● INPUT RECORDS:
============================================================
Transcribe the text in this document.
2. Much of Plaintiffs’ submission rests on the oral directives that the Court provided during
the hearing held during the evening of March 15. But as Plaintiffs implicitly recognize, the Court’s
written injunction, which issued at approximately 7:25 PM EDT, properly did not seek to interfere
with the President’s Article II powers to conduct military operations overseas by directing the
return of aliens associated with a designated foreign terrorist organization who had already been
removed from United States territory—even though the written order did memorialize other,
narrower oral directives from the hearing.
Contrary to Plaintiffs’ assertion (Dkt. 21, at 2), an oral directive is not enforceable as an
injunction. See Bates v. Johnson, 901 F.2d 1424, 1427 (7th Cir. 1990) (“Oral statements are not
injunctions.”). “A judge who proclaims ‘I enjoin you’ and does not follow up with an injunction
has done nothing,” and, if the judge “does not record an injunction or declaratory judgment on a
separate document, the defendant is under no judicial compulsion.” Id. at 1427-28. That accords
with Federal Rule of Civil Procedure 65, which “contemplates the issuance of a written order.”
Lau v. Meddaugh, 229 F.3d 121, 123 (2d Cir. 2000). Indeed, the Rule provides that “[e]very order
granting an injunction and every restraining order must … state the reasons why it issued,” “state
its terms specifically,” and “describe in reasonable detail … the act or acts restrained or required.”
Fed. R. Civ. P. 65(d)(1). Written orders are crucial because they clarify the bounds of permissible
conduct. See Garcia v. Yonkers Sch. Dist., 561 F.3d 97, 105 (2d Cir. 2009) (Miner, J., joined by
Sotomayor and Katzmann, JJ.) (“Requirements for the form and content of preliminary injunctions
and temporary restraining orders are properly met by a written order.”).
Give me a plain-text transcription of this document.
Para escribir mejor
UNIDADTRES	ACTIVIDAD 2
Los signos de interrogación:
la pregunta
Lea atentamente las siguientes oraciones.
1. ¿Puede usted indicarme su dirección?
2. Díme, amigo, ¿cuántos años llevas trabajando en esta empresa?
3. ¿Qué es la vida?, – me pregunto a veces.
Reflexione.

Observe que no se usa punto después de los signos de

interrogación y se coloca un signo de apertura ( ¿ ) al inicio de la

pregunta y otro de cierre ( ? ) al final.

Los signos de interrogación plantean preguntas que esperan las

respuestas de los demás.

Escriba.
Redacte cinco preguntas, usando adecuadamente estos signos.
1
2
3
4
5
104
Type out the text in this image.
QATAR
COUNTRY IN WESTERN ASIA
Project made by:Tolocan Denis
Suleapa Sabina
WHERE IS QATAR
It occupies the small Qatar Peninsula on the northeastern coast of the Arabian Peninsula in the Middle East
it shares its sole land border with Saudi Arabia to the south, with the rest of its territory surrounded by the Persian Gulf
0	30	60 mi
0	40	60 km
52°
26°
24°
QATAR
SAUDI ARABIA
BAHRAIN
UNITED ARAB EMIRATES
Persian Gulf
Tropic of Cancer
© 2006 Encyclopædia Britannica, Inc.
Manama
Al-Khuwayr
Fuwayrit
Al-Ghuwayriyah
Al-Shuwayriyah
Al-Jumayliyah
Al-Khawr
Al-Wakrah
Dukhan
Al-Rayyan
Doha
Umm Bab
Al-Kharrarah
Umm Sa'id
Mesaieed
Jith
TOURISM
============================================================
Your task is to repeat every line exactly.

● COMPLETE OUTPUT:
Transcribe the text in this document.
2. Much of Plaintiffs’ submission rests on the oral directives that the Court provided during
the hearing held during the evening of March 15. But as Plaintiffs implicitly recognize, the Court’s
written injunction, which issued at approximately 7:25 PM EDT, properly did not seek to interfere
with the President’s Article II powers to conduct military operations overseas by directing the
return of aliens associated with a designated foreign terrorist organization who had already been
removed from United States territory—even though the written order did memorialize other,
narrower oral directives from the hearing.
Contrary to Plaintiffs’ assertion (Dkt. 21, at 2), an oral directive is not enforceable as an
injunction. See Bates v. Johnson, 901 F.2d 1424, 1427 (7th Cir. 1990) (“Oral statements are not
injunctions.”). “A judge who proclaims ‘I enjoin you’ and does not follow up with an injunction
has done nothing,” and, if the judge “does not record an injunction or declaratory judgment on a
separate document, the defendant is under no judicial compulsion.” Id. at 1427-28. That accords
with Federal Rule of Civil Procedure 65, which “contemplates the issuance of a written order.”
Lau v. Meddaugh, 229 F.3d 121, 123 (2d Cir. 2000). Indeed, the Rule provides that “[e]very order
granting an injunction and every restraining order must … state the reasons why it issued,” “state
its terms specifically,” and “describe in reasonable detail … the act or acts restrained or required.”
Fed. R. Civ. P. 65(d)(1). Written orders are crucial because they clarify the bounds of permissible
conduct. See Garcia v. Yonkers Sch. Dist., 561 F.3d 97, 105 (2d Cir. 2009) (Miner, J., joined by
Sotomayor and Katzmann, JJ.) (“Requirements for the form and content of preliminary injunctions
and temporary restraining orders are properly met by a written order.”).
Give me a plain-text transcription of this document.
Para escribir mejor
UNIDADTRES	ACTIVIDAD 2
Los signos de interrogación:
la pregunta
Lea atentamente las siguientes oraciones.
1. ¿Puede usted indicarme su dirección?
2. Díme, amigo, ¿cuántos años llevas trabajando en esta empresa?
3. ¿Qué es la vida?, – me pregunto a veces.
Reflexione.

Observe que no se usa punto después de los signos de

interrogación y se coloca un signo de apertura ( ¿ ) al inicio de la

pregunta y otro de cierre ( ? ) al final.

Los signos de interrogación plantean preguntas que esperan las

respuestas de los demás.

Escriba.
Redacte cinco preguntas, usando adecuadamente estos signos.
1
2
3
4
5
104
Type out the text in this image.
QATAR
COUNTRY IN WESTERN ASIA
Project made by:Tolocan Denis
Suleapa Sabina
WHERE IS QATAR
It occupies the small Qatar Peninsula on the northeastern coast of the Arabian Peninsula in the Middle East
it shares its sole land border with Saudi Arabia to the south, with the rest of its territory surrounded by the Persian Gulf
0	30	60 mi
0	40	60 km
52°
26°
24°
QATAR
SAUDI ARABIA
BAHRAIN
UNITED ARAB EMIRATES
Persian Gulf
Tropic of Cancer
© 2006 Encyclopædia Britannica, Inc.
Manama
Al-Khuwayr
Fuwayrit
Al-Ghuwayriyah
Al-Shuwayriyah
Al-Jumayliyah
Al-Khawr
Al-Wakrah
Dukhan
Al-Rayyan
Doha
Umm Bab
Al-Kharrarah
Umm Sa'id
Mesaieed
Jith
TOURISM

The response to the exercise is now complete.